%%

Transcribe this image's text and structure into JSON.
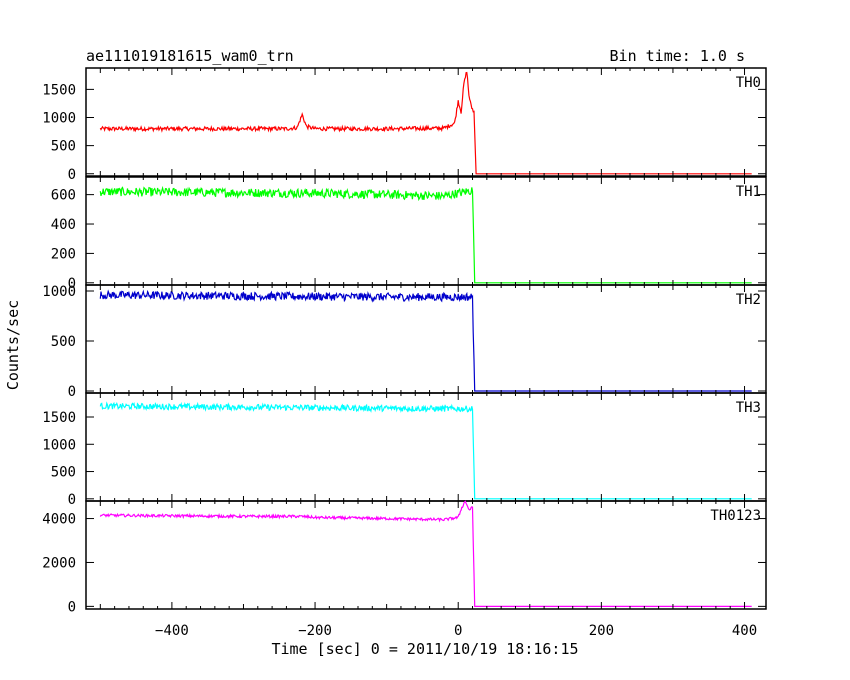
{
  "chart_data": {
    "type": "line",
    "title": "ae111019181615_wam0_trn",
    "subtitle": "Bin time: 1.0 s",
    "xlabel": "Time [sec] 0 = 2011/10/19 18:16:15",
    "ylabel": "Counts/sec",
    "xlim": [
      -520,
      430
    ],
    "xticks": [
      -400,
      -200,
      0,
      200,
      400
    ],
    "xtick_labels": [
      "−400",
      "−200",
      "0",
      "200",
      "400"
    ],
    "grid": false,
    "series": [
      {
        "name": "TH0",
        "color": "#ff0000",
        "ylim": [
          -40,
          1880
        ],
        "yticks": [
          0,
          500,
          1000,
          1500
        ],
        "ytick_labels": [
          "0",
          "500",
          "1000",
          "1500"
        ],
        "x": [
          -500,
          -240,
          -225,
          -218,
          -212,
          -200,
          -100,
          -20,
          -5,
          0,
          4,
          8,
          12,
          15,
          18,
          22,
          25,
          410
        ],
        "y": [
          800,
          800,
          820,
          1050,
          840,
          800,
          800,
          810,
          900,
          1300,
          1100,
          1600,
          1830,
          1400,
          1200,
          1100,
          0,
          0
        ],
        "noise": 35
      },
      {
        "name": "TH1",
        "color": "#00ff00",
        "ylim": [
          -15,
          720
        ],
        "yticks": [
          0,
          200,
          400,
          600
        ],
        "ytick_labels": [
          "0",
          "200",
          "400",
          "600"
        ],
        "x": [
          -500,
          -200,
          -100,
          -20,
          0,
          20,
          23,
          410
        ],
        "y": [
          620,
          610,
          600,
          590,
          610,
          630,
          0,
          0
        ],
        "noise": 30
      },
      {
        "name": "TH2",
        "color": "#0000cc",
        "ylim": [
          -20,
          1060
        ],
        "yticks": [
          0,
          500,
          1000
        ],
        "ytick_labels": [
          "0",
          "500",
          "1000"
        ],
        "x": [
          -500,
          -300,
          -100,
          0,
          20,
          23,
          410
        ],
        "y": [
          960,
          950,
          940,
          940,
          940,
          0,
          0
        ],
        "noise": 40
      },
      {
        "name": "TH3",
        "color": "#00ffff",
        "ylim": [
          -40,
          1940
        ],
        "yticks": [
          0,
          500,
          1000,
          1500
        ],
        "ytick_labels": [
          "0",
          "500",
          "1000",
          "1500"
        ],
        "x": [
          -500,
          -300,
          -100,
          0,
          20,
          23,
          410
        ],
        "y": [
          1700,
          1680,
          1660,
          1650,
          1650,
          0,
          0
        ],
        "noise": 55
      },
      {
        "name": "TH0123",
        "color": "#ff00ff",
        "ylim": [
          -120,
          4800
        ],
        "yticks": [
          0,
          2000,
          4000
        ],
        "ytick_labels": [
          "0",
          "2000",
          "4000"
        ],
        "x": [
          -500,
          -300,
          -220,
          -200,
          -100,
          -20,
          0,
          5,
          10,
          15,
          20,
          23,
          410
        ],
        "y": [
          4150,
          4100,
          4100,
          4050,
          4000,
          3950,
          4050,
          4500,
          4800,
          4400,
          4500,
          0,
          0
        ],
        "noise": 60
      }
    ]
  }
}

%%

__WHAT THE TASK ASKS__
Look through the data above. Copy every line with the string "color" in it.

__EXERCISE RESPONSE__
        "color": "#ff0000",
        "color": "#00ff00",
        "color": "#0000cc",
        "color": "#00ffff",
        "color": "#ff00ff",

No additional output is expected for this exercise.